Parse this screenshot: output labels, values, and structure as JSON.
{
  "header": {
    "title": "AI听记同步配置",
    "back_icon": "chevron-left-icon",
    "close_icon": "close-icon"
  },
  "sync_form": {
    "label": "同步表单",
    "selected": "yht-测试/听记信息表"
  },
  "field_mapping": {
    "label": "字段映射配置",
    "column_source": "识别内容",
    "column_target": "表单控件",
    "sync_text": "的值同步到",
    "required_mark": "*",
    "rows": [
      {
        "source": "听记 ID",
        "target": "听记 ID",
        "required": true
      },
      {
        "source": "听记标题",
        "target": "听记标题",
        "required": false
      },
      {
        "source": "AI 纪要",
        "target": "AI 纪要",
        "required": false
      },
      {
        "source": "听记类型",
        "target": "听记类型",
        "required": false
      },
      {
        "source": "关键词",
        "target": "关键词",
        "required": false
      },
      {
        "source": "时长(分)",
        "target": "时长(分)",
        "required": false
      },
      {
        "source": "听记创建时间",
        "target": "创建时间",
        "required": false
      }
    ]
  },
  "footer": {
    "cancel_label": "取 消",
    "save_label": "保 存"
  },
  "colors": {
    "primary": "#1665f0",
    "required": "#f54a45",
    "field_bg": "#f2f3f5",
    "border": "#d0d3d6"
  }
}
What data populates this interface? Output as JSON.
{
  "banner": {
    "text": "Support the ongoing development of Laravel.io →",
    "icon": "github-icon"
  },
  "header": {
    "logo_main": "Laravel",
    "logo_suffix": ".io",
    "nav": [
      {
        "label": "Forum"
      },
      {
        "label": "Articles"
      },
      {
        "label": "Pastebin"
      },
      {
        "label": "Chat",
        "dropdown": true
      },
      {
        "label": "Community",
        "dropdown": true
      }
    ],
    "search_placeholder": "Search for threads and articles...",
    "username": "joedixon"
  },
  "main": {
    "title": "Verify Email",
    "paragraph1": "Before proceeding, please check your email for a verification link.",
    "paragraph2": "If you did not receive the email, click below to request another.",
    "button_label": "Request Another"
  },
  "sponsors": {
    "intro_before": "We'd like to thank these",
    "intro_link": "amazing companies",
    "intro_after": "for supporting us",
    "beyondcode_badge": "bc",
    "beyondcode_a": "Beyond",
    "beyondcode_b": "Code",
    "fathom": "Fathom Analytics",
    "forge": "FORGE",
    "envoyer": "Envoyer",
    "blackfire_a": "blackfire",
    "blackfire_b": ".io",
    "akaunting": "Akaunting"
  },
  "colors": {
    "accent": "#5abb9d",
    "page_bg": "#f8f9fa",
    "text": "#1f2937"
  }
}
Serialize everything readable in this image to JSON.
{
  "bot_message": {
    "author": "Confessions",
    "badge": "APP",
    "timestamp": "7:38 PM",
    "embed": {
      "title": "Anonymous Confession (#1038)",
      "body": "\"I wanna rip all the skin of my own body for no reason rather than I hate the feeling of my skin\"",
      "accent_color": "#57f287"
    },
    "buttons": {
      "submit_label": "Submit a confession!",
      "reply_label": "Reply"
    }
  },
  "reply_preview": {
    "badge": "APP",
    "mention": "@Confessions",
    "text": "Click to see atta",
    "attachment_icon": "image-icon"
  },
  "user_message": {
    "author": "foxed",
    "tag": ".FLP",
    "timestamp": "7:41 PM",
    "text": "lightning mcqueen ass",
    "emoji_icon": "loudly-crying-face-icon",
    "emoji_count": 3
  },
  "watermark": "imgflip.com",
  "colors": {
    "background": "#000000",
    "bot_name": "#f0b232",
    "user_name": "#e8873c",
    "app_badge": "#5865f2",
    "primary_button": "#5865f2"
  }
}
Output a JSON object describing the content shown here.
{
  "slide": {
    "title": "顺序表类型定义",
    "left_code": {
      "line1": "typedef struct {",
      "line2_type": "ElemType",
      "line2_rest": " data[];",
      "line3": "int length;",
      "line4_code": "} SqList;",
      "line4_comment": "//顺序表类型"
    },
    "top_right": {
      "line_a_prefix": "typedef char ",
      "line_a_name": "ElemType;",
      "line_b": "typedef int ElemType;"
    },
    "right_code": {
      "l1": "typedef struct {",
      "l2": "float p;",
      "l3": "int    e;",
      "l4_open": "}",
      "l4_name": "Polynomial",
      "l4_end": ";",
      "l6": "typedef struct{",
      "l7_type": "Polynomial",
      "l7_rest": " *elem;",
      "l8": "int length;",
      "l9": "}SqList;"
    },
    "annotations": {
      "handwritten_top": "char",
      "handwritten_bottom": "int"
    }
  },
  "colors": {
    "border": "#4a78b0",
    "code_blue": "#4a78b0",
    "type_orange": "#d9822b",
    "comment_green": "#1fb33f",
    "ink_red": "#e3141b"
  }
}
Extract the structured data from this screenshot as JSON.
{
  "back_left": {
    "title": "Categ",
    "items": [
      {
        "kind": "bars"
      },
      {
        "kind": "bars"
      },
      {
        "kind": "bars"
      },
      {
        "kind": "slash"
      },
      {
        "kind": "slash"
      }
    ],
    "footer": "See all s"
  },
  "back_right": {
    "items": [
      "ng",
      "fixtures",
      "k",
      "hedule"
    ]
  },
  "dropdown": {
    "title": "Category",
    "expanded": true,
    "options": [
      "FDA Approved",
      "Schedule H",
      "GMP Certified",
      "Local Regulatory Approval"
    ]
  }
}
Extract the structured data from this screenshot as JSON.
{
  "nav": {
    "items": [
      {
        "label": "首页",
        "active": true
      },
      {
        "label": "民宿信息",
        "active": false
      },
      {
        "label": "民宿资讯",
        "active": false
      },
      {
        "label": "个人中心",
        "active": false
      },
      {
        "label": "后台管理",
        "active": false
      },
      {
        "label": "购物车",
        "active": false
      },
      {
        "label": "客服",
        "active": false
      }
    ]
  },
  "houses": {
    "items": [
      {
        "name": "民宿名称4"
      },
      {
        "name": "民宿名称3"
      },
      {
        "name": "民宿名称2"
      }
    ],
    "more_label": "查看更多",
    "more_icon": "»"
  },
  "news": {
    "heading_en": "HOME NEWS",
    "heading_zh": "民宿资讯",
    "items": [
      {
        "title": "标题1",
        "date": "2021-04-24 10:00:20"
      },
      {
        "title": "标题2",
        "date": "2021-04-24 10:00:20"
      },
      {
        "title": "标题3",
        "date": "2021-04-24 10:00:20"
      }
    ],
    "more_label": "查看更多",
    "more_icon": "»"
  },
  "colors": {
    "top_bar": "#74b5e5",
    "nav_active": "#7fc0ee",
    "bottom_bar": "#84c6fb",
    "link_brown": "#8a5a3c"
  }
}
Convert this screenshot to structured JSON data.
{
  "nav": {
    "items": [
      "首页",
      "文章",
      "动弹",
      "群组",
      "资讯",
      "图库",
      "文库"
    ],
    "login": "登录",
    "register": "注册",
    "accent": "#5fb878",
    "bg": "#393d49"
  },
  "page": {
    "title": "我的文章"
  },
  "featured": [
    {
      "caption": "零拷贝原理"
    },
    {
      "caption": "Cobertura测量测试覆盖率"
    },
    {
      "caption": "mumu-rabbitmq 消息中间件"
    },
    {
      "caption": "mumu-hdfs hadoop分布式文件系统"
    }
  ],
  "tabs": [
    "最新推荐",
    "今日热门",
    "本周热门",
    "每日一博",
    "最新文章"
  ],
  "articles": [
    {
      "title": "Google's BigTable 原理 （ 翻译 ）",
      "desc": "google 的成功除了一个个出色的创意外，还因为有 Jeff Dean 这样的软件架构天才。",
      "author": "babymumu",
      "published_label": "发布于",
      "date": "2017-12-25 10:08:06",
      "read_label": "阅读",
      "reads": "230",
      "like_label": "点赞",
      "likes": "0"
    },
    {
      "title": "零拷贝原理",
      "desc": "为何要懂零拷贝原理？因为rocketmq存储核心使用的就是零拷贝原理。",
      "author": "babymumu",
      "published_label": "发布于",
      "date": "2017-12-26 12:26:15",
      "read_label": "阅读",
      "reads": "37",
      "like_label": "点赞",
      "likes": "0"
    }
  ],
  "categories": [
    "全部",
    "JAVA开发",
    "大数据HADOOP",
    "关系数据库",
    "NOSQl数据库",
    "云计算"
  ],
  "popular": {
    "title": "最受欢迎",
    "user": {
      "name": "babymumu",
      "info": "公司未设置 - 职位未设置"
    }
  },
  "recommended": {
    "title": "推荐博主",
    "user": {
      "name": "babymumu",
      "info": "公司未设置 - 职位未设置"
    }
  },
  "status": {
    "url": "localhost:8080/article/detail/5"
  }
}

Task statement: Pull every line holding "true" out of the records.

The answer:
        "required": true
        "dropdown": true
        "dropdown": true
    "expanded": true,
        "active": true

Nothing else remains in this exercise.